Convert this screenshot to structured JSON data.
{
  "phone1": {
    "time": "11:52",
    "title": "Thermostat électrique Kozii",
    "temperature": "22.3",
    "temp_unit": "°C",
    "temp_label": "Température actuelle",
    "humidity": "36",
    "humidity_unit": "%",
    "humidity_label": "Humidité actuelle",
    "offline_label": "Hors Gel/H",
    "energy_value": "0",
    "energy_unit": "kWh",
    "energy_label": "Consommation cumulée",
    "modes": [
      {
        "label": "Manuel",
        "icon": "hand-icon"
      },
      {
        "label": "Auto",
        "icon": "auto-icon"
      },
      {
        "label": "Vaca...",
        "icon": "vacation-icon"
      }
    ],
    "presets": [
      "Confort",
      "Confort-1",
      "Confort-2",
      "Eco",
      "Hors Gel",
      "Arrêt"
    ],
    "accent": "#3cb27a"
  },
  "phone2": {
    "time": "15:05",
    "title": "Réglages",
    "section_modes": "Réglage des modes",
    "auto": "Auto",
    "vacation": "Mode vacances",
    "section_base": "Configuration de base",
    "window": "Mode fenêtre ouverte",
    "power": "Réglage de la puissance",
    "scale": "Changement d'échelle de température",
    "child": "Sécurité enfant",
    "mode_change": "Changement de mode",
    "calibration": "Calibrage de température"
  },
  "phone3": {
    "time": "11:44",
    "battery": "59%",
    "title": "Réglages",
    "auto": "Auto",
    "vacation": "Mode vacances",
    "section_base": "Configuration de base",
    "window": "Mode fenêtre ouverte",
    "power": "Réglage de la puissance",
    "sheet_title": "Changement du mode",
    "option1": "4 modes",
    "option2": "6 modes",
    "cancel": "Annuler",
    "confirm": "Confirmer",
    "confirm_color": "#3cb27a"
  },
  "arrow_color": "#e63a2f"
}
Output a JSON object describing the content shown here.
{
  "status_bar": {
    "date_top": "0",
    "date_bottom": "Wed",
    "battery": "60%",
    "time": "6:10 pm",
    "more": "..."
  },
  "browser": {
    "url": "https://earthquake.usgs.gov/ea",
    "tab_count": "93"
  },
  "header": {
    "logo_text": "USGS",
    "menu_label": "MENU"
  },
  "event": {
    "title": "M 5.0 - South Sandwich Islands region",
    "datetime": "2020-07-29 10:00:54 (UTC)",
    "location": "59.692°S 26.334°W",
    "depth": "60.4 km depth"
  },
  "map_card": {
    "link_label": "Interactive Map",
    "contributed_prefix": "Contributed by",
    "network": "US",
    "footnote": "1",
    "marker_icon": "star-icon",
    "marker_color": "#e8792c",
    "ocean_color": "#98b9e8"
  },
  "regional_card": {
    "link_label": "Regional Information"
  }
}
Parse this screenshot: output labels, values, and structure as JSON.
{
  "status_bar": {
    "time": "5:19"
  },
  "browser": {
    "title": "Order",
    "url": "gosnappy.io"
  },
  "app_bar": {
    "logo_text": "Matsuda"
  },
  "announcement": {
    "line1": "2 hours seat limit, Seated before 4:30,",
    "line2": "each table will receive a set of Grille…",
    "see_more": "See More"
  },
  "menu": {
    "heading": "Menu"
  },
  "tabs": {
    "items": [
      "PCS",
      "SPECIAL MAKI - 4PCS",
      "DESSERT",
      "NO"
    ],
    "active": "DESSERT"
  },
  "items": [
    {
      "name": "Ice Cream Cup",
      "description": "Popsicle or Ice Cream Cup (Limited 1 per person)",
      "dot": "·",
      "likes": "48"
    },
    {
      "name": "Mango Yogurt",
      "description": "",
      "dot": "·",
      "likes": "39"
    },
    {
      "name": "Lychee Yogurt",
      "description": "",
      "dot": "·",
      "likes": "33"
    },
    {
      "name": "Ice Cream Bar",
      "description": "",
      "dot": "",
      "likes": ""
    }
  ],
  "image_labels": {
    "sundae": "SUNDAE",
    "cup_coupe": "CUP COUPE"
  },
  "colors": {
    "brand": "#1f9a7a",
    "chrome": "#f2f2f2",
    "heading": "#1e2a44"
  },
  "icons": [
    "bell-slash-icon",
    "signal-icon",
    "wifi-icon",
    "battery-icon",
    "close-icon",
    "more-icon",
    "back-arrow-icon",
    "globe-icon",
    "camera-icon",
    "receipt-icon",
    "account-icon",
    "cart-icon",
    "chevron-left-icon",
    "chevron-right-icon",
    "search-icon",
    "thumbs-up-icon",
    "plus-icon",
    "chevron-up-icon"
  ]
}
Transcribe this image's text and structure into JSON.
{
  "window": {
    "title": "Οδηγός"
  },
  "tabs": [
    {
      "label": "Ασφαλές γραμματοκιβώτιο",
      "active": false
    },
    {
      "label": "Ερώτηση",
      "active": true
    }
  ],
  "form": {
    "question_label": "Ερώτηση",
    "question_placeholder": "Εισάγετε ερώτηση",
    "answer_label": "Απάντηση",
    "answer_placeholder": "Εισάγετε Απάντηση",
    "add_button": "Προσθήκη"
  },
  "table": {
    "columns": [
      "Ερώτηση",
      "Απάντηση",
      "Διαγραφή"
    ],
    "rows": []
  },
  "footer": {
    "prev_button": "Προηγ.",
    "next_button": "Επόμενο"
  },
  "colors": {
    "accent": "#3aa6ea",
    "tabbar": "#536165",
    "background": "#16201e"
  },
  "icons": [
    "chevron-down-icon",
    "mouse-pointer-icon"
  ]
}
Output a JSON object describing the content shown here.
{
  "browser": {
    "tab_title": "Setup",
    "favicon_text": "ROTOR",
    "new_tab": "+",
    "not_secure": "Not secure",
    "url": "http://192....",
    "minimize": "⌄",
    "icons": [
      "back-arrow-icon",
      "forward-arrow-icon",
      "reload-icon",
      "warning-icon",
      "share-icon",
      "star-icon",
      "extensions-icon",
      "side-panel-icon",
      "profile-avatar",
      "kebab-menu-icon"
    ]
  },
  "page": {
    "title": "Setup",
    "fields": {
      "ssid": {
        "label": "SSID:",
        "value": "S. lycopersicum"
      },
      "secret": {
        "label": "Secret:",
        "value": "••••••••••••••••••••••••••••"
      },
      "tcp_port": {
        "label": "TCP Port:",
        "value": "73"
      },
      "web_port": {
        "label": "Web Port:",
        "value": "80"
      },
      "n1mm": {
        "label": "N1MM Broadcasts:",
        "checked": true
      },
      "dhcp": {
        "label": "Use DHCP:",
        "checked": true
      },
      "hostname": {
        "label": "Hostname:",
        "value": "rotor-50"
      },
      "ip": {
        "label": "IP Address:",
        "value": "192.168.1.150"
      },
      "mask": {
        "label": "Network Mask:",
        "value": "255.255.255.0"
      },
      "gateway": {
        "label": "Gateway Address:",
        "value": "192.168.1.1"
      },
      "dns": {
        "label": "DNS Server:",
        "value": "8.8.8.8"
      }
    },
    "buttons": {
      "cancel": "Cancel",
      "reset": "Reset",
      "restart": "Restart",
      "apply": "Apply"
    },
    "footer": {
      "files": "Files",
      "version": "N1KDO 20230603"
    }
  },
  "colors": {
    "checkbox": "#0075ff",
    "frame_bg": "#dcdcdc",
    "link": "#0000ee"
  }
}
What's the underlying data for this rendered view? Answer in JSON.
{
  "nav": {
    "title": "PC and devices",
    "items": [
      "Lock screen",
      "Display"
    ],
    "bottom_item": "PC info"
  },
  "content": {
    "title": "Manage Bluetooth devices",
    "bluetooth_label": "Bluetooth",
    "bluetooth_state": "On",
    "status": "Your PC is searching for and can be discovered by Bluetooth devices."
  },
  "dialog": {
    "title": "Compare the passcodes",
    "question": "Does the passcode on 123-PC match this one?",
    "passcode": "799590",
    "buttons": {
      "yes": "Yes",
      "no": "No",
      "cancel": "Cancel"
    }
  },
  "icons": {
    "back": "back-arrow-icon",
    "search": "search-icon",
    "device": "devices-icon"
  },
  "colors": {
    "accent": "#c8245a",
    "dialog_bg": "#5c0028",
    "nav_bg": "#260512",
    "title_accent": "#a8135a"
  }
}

- What this task involves:
All lines that include "table" are to be gathered and copied.

- Response below:
    "line2": "each table will receive a set of Grille…",
  "table": {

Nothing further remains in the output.